--- Document text ---

= Jianlin Cheng =

American computer scientist

Jianlin (Jack) Cheng is the William and Nancy Thompson Missouri Distinguished Professor in the Electrical Engineering and Computer Science (EECS) Department at the University of Missouri, Columbia. He earned his PhD from the University of California-Irvine in 2006, his MS degree from Utah State University in 2001, and his BS degree from Huazhong University of Science and Technology in 1994.

His research interests include bioinformatics, machine learning and artificial intelligence. His current research is focused on
protein structure and function prediction, 3D genome structure modeling, biological network construction, and deep learning with applications to big data in biomedical domains.

--- Dataset ---
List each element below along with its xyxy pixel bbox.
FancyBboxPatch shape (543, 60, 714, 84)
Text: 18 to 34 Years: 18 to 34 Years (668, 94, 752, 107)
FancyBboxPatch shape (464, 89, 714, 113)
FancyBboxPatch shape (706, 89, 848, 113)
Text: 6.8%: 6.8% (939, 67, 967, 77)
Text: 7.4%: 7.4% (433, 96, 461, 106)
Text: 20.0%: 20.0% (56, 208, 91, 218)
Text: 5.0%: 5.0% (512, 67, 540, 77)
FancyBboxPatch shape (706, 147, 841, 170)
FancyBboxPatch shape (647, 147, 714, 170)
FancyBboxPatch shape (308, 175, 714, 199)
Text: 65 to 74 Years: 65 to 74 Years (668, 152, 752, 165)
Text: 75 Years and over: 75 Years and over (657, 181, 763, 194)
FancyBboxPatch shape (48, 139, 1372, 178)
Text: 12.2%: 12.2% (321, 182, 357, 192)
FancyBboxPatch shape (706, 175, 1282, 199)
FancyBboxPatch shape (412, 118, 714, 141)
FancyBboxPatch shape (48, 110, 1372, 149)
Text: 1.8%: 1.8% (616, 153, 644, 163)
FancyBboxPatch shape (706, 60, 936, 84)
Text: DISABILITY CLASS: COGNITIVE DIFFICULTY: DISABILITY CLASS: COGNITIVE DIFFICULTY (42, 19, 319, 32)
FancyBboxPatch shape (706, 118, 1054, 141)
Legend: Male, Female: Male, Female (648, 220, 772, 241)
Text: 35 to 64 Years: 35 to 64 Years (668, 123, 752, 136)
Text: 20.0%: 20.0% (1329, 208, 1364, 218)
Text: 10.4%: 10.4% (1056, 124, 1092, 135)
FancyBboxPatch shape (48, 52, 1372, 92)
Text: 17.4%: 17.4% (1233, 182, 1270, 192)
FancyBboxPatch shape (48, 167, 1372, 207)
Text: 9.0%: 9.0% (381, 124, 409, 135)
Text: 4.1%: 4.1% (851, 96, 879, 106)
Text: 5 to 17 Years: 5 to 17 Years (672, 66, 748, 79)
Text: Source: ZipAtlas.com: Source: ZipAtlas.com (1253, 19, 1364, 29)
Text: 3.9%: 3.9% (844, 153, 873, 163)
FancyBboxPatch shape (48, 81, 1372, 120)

--- Description of the task ---
Reproduce the biography of Jianlin Cheng between "His research interests" and "in biomedical domains.", inclusive, with "bioinformatics" replaced by "computational biology".

--- Task response ---
His research interests include computational biology, machine learning and artificial intelligence. His current research is focused on
protein structure and function prediction, 3D genome structure modeling, biological network construction, and deep learning with applications to big data in biomedical domains.